Locate each line containing the string "text" and copy it out.

[Collected data]

┌────────

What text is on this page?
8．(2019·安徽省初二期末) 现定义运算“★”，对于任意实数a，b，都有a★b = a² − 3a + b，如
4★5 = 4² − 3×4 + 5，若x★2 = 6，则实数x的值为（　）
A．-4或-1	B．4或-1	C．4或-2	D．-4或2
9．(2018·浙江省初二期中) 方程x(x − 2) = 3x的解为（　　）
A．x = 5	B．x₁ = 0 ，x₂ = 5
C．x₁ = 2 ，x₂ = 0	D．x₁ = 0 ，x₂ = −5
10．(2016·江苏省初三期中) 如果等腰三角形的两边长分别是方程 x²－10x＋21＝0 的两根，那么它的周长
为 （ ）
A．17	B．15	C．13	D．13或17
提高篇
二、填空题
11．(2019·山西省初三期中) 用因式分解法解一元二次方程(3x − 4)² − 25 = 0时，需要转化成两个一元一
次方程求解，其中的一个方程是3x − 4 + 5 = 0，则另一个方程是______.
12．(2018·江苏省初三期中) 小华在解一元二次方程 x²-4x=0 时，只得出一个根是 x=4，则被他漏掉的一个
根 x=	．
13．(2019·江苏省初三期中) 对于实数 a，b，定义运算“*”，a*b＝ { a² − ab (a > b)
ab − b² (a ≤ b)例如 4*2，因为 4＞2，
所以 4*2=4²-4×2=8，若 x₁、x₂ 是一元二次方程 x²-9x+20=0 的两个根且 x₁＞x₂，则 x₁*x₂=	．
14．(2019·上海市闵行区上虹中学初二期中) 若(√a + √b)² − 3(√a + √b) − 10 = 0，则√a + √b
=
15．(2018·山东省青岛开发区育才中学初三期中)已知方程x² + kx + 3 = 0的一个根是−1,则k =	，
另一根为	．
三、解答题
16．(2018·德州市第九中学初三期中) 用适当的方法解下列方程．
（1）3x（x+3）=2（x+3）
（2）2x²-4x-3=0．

└────────
┌────────

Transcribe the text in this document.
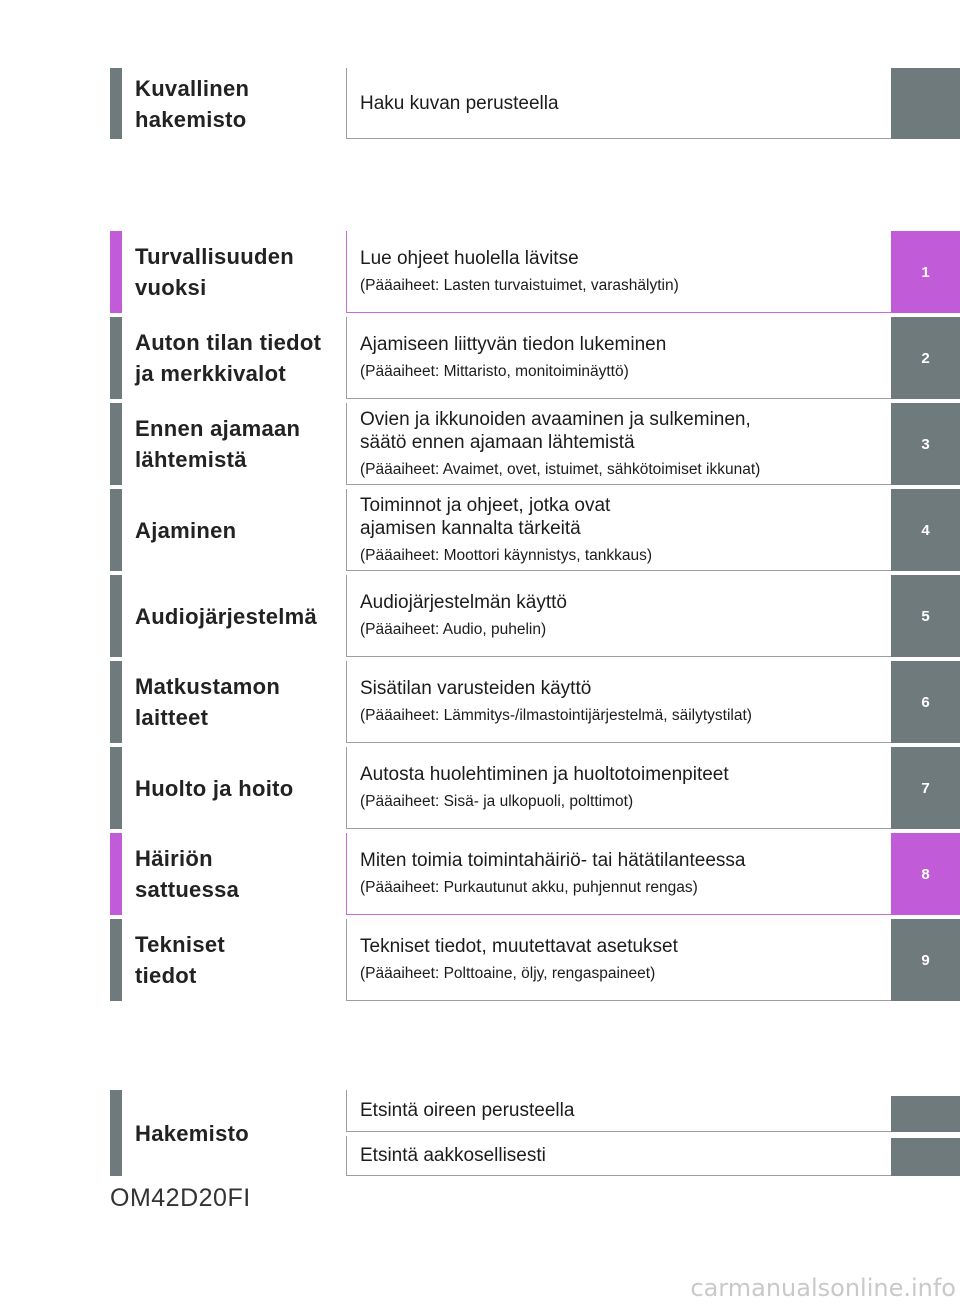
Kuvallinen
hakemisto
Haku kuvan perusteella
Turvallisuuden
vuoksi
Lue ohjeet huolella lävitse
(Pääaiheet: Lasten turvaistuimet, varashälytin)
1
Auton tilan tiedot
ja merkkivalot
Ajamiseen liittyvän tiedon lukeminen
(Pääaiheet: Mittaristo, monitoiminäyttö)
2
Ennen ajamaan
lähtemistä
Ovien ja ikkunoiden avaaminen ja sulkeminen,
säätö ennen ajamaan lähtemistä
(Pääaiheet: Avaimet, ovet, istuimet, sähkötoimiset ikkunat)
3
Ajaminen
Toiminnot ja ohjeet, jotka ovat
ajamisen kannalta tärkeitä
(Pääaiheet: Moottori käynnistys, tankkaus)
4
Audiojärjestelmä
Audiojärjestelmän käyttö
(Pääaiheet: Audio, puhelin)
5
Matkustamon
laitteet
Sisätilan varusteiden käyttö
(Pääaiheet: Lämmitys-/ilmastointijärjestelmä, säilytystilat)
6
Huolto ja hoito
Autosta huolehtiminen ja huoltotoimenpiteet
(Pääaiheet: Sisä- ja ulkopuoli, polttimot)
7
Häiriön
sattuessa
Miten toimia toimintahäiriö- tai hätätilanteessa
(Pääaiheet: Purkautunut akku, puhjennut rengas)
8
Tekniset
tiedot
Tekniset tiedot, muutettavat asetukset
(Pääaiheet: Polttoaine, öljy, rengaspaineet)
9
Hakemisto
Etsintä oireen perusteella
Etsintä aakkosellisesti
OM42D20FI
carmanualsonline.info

└────────

▶ Result of the exercise
What text is on this page?
Transcribe the text in this document.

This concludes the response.